→ **REQUIRED WORK**
Transcribe the items from the first line through the line containing "select-page-header: Select a", including both ends, keeping every character unchanged.

>> Start ROWS

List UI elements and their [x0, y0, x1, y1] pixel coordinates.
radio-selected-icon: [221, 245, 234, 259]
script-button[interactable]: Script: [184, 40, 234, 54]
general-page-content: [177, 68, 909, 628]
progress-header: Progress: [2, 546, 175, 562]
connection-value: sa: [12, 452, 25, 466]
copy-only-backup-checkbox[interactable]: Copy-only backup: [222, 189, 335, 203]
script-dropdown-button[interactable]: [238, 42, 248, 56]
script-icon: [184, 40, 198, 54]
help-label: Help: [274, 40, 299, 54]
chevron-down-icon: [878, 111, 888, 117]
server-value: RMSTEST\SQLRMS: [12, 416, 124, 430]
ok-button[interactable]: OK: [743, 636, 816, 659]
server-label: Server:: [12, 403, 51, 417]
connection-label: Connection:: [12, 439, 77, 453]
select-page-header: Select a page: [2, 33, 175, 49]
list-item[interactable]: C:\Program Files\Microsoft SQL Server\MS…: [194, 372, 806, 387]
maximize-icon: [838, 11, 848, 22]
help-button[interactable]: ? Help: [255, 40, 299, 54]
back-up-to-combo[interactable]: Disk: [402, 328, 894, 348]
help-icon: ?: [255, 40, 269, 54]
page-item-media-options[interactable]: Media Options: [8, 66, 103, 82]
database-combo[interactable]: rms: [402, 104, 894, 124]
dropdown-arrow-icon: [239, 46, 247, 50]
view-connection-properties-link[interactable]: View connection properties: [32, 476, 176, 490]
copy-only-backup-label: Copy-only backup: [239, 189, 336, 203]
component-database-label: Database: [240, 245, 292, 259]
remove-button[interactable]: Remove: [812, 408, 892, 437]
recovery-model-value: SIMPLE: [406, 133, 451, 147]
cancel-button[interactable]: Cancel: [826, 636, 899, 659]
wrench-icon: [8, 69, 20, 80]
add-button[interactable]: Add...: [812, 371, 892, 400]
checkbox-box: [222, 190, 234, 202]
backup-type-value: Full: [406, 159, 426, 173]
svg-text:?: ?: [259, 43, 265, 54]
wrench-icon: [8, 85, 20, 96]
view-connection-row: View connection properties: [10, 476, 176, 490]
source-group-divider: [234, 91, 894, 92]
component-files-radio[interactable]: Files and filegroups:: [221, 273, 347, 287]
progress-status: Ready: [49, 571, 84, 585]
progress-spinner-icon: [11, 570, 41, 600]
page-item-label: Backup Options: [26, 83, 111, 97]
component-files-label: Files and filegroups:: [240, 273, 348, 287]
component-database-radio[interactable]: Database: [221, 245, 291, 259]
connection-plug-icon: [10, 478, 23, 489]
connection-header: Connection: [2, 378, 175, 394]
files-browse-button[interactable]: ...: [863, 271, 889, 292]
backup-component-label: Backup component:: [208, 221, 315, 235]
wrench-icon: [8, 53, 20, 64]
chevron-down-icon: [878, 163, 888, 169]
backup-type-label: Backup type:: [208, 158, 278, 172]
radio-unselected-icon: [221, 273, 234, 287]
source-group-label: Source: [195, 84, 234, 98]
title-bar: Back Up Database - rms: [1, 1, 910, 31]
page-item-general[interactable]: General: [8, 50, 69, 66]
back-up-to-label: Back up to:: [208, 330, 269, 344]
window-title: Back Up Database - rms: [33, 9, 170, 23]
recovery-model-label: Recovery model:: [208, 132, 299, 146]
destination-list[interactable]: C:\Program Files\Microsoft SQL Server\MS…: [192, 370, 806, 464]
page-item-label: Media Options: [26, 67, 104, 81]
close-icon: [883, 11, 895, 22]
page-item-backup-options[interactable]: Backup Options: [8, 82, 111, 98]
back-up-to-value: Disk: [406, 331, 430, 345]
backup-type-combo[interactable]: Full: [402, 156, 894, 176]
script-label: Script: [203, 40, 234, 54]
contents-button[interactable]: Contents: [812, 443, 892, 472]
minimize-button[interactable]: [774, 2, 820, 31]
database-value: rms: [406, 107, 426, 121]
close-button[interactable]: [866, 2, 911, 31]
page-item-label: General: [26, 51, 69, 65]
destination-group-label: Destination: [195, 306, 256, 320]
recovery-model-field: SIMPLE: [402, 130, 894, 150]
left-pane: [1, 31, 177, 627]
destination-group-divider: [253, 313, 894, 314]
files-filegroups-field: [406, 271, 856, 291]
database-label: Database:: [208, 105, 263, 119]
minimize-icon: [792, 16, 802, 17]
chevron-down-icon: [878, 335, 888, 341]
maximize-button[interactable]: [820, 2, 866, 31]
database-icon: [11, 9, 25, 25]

>> End ROWS

→ **EXERCISE RESULT**
List UI elements and their [x0, y0, x1, y1] pixel coordinates.
radio-selected-icon: [221, 245, 234, 259]
script-button[interactable]: Script: [184, 40, 234, 54]
general-page-content: [177, 68, 909, 628]
progress-header: Progress: [2, 546, 175, 562]
connection-value: sa: [12, 452, 25, 466]
copy-only-backup-checkbox[interactable]: Copy-only backup: [222, 189, 335, 203]
script-dropdown-button[interactable]: [238, 42, 248, 56]
script-icon: [184, 40, 198, 54]
help-label: Help: [274, 40, 299, 54]
chevron-down-icon: [878, 111, 888, 117]
server-value: RMSTEST\SQLRMS: [12, 416, 124, 430]
ok-button[interactable]: OK: [743, 636, 816, 659]
server-label: Server:: [12, 403, 51, 417]
connection-label: Connection:: [12, 439, 77, 453]
select-page-header: Select a page: [2, 33, 175, 49]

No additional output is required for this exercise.